#### INSTRUCTION:
Render every line in Block 1 below as a Markdown table with the columns "No." and "Line", numbering the rows and skipping blank lines. Leave out the pictures.

#### DATA TO USE:
──────
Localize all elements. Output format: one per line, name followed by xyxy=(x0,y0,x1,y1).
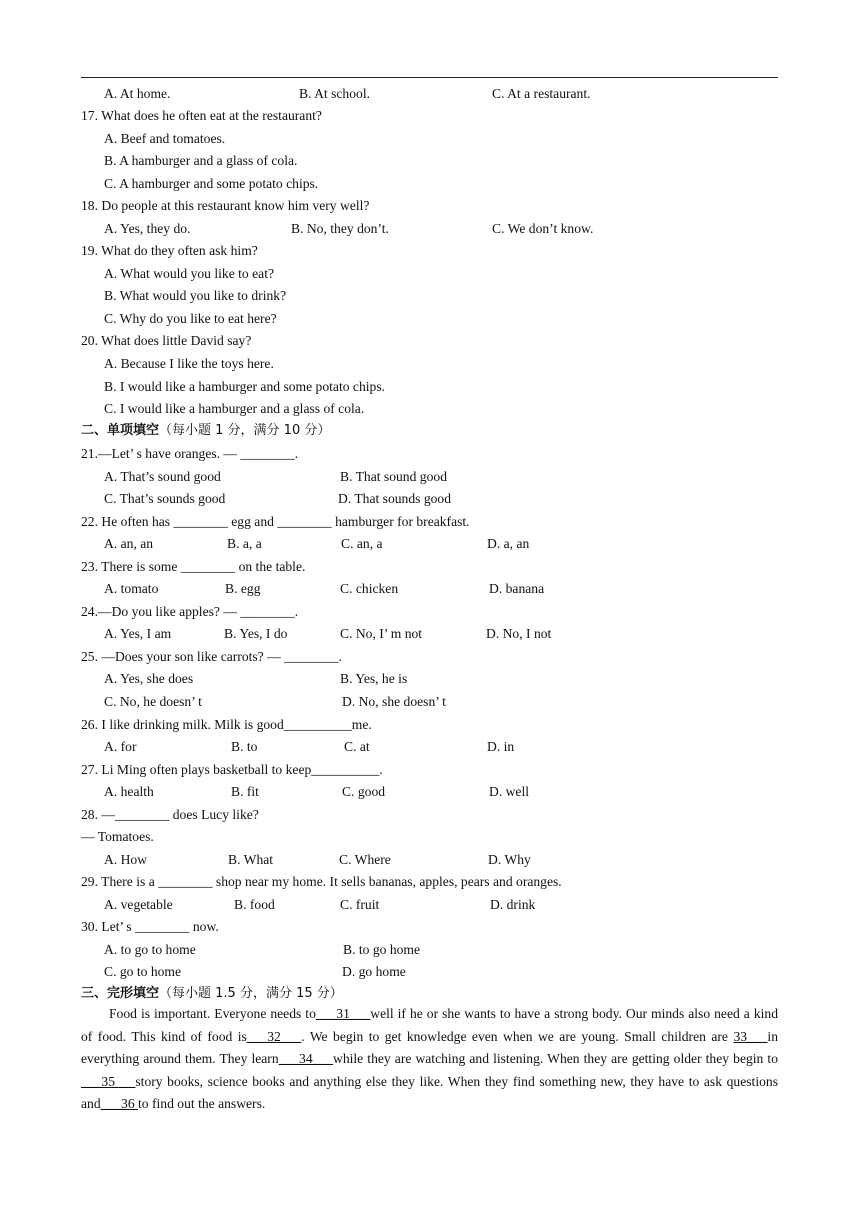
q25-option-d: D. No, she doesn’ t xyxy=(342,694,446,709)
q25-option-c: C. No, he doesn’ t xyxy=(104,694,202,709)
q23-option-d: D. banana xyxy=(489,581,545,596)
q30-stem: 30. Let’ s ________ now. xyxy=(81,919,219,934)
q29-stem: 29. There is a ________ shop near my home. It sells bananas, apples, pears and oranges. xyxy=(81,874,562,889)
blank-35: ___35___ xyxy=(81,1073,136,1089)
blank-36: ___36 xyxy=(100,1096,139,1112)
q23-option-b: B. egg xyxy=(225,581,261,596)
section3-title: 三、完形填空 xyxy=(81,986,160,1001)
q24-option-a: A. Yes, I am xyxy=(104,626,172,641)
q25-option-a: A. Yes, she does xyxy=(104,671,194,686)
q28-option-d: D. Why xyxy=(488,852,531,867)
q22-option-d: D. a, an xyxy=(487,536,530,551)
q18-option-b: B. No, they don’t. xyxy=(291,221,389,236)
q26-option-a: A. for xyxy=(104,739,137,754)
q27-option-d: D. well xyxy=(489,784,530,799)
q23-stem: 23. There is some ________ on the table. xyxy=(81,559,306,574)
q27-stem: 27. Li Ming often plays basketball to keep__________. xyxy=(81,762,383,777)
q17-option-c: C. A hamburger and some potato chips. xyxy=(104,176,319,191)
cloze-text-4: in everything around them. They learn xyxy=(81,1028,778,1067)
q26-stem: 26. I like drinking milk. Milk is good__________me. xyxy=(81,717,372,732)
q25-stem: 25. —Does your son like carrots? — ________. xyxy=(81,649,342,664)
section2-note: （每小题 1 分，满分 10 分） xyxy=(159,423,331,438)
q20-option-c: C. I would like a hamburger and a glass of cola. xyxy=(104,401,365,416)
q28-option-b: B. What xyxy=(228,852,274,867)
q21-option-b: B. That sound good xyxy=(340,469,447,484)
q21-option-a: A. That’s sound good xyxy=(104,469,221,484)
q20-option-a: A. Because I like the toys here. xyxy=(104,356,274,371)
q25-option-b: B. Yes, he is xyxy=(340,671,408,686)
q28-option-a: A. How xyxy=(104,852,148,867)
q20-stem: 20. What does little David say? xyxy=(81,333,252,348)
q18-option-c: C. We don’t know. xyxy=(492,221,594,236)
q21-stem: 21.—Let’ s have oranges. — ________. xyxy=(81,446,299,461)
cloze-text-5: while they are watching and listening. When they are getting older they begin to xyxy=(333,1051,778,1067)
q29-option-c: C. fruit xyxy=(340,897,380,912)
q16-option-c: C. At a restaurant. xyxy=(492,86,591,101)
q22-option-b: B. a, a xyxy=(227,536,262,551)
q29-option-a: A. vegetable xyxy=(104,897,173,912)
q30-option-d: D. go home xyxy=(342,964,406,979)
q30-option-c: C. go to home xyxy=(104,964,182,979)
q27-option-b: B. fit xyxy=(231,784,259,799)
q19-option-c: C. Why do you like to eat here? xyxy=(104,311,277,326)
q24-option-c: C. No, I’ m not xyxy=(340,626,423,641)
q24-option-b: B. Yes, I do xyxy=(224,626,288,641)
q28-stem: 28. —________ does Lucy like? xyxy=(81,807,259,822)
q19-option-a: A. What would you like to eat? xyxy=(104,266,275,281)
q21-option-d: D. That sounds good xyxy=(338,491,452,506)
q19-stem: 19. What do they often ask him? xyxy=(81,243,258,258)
──────
#### EXPECTED ANSWER:
| No. | Line |
|---|---|
| 1 | Localize all elements. Output format: one per line, name followed by xyxy=(x0,y0,x1,y1). |
| 2 | q25-option-d: D. No, she doesn’ t xyxy=(342,694,446,709) |
| 3 | q25-option-c: C. No, he doesn’ t xyxy=(104,694,202,709) |
| 4 | q23-option-d: D. banana xyxy=(489,581,545,596) |
| 5 | q30-stem: 30. Let’ s ________ now. xyxy=(81,919,219,934) |
| 6 | q29-stem: 29. There is a ________ shop near my home. It sells bananas, apples, pears and oranges. xyxy=(81,874,562,889) |
| 7 | blank-35: ___35___ xyxy=(81,1073,136,1089) |
| 8 | blank-36: ___36 xyxy=(100,1096,139,1112) |
| 9 | q23-option-b: B. egg xyxy=(225,581,261,596) |
| 10 | section3-title: 三、完形填空 xyxy=(81,986,160,1001) |
| 11 | q24-option-a: A. Yes, I am xyxy=(104,626,172,641) |
| 12 | q25-option-a: A. Yes, she does xyxy=(104,671,194,686) |
| 13 | q28-option-d: D. Why xyxy=(488,852,531,867) |
| 14 | q22-option-d: D. a, an xyxy=(487,536,530,551) |
| 15 | q18-option-b: B. No, they don’t. xyxy=(291,221,389,236) |
| 16 | q26-option-a: A. for xyxy=(104,739,137,754) |
| 17 | q27-option-d: D. well xyxy=(489,784,530,799) |
| 18 | q23-stem: 23. There is some ________ on the table. xyxy=(81,559,306,574) |
| 19 | q27-stem: 27. Li Ming often plays basketball to keep__________. xyxy=(81,762,383,777) |
| 20 | q17-option-c: C. A hamburger and some potato chips. xyxy=(104,176,319,191) |
| 21 | cloze-text-4: in everything around them. They learn xyxy=(81,1028,778,1067) |
| 22 | q26-stem: 26. I like drinking milk. Milk is good__________me. xyxy=(81,717,372,732) |
| 23 | q25-stem: 25. —Does your son like carrots? — ________. xyxy=(81,649,342,664) |
| 24 | section2-note: （每小题 1 分，满分 10 分） xyxy=(159,423,331,438) |
| 25 | q20-option-c: C. I would like a hamburger and a glass of cola. xyxy=(104,401,365,416) |
| 26 | q28-option-b: B. What xyxy=(228,852,274,867) |
| 27 | q21-option-b: B. That sound good xyxy=(340,469,447,484) |
| 28 | q21-option-a: A. That’s sound good xyxy=(104,469,221,484) |
| 29 | q20-option-a: A. Because I like the toys here. xyxy=(104,356,274,371) |
| 30 | q25-option-b: B. Yes, he is xyxy=(340,671,408,686) |
| 31 | q28-option-a: A. How xyxy=(104,852,148,867) |
| 32 | q20-stem: 20. What does little David say? xyxy=(81,333,252,348) |
| 33 | q18-option-c: C. We don’t know. xyxy=(492,221,594,236) |
| 34 | q21-stem: 21.—Let’ s have oranges. — ________. xyxy=(81,446,299,461) |
| 35 | cloze-text-5: while they are watching and listening. When they are getting older they begin to xyxy=(333,1051,778,1067) |
| 36 | q29-option-c: C. fruit xyxy=(340,897,380,912) |
| 37 | q16-option-c: C. At a restaurant. xyxy=(492,86,591,101) |
| 38 | q22-option-b: B. a, a xyxy=(227,536,262,551) |
| 39 | q29-option-a: A. vegetable xyxy=(104,897,173,912) |
| 40 | q30-option-d: D. go home xyxy=(342,964,406,979) |
| 41 | q30-option-c: C. go to home xyxy=(104,964,182,979) |
| 42 | q27-option-b: B. fit xyxy=(231,784,259,799) |
| 43 | q19-option-c: C. Why do you like to eat here? xyxy=(104,311,277,326) |
| 44 | q24-option-c: C. No, I’ m not xyxy=(340,626,423,641) |
| 45 | q24-option-b: B. Yes, I do xyxy=(224,626,288,641) |
| 46 | q28-stem: 28. —________ does Lucy like? xyxy=(81,807,259,822) |
| 47 | q19-option-a: A. What would you like to eat? xyxy=(104,266,275,281) |
| 48 | q21-option-d: D. That sounds good xyxy=(338,491,452,506) |
| 49 | q19-stem: 19. What do they often ask him? xyxy=(81,243,258,258) |